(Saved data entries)

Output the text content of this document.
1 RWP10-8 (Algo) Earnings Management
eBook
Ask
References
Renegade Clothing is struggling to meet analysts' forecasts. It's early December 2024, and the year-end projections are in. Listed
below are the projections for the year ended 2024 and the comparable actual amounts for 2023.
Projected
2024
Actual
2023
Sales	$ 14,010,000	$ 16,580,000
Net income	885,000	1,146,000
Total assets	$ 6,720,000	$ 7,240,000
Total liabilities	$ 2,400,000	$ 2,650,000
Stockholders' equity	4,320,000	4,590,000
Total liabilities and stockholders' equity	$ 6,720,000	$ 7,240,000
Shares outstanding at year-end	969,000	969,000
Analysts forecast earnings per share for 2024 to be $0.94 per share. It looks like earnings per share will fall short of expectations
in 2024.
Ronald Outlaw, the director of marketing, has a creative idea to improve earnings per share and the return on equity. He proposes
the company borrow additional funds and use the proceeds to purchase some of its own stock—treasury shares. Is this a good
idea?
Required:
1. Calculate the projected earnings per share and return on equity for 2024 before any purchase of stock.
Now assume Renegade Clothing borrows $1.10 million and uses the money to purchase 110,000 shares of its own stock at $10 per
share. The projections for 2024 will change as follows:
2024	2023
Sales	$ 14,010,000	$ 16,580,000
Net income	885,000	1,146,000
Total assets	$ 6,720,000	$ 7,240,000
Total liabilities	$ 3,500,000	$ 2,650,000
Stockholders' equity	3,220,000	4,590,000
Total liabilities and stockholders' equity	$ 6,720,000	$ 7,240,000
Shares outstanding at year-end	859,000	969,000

What to do = Exactly reproduce every line of the data above.

Worked answer =
Output the text content of this document.
1 RWP10-8 (Algo) Earnings Management
eBook
Ask
References
Renegade Clothing is struggling to meet analysts' forecasts. It's early December 2024, and the year-end projections are in. Listed
below are the projections for the year ended 2024 and the comparable actual amounts for 2023.
Projected
2024
Actual
2023
Sales	$ 14,010,000	$ 16,580,000
Net income	885,000	1,146,000
Total assets	$ 6,720,000	$ 7,240,000
Total liabilities	$ 2,400,000	$ 2,650,000
Stockholders' equity	4,320,000	4,590,000
Total liabilities and stockholders' equity	$ 6,720,000	$ 7,240,000
Shares outstanding at year-end	969,000	969,000
Analysts forecast earnings per share for 2024 to be $0.94 per share. It looks like earnings per share will fall short of expectations
in 2024.
Ronald Outlaw, the director of marketing, has a creative idea to improve earnings per share and the return on equity. He proposes
the company borrow additional funds and use the proceeds to purchase some of its own stock—treasury shares. Is this a good
idea?
Required:
1. Calculate the projected earnings per share and return on equity for 2024 before any purchase of stock.
Now assume Renegade Clothing borrows $1.10 million and uses the money to purchase 110,000 shares of its own stock at $10 per
share. The projections for 2024 will change as follows:
2024	2023
Sales	$ 14,010,000	$ 16,580,000
Net income	885,000	1,146,000
Total assets	$ 6,720,000	$ 7,240,000
Total liabilities	$ 3,500,000	$ 2,650,000
Stockholders' equity	3,220,000	4,590,000
Total liabilities and stockholders' equity	$ 6,720,000	$ 7,240,000
Shares outstanding at year-end	859,000	969,000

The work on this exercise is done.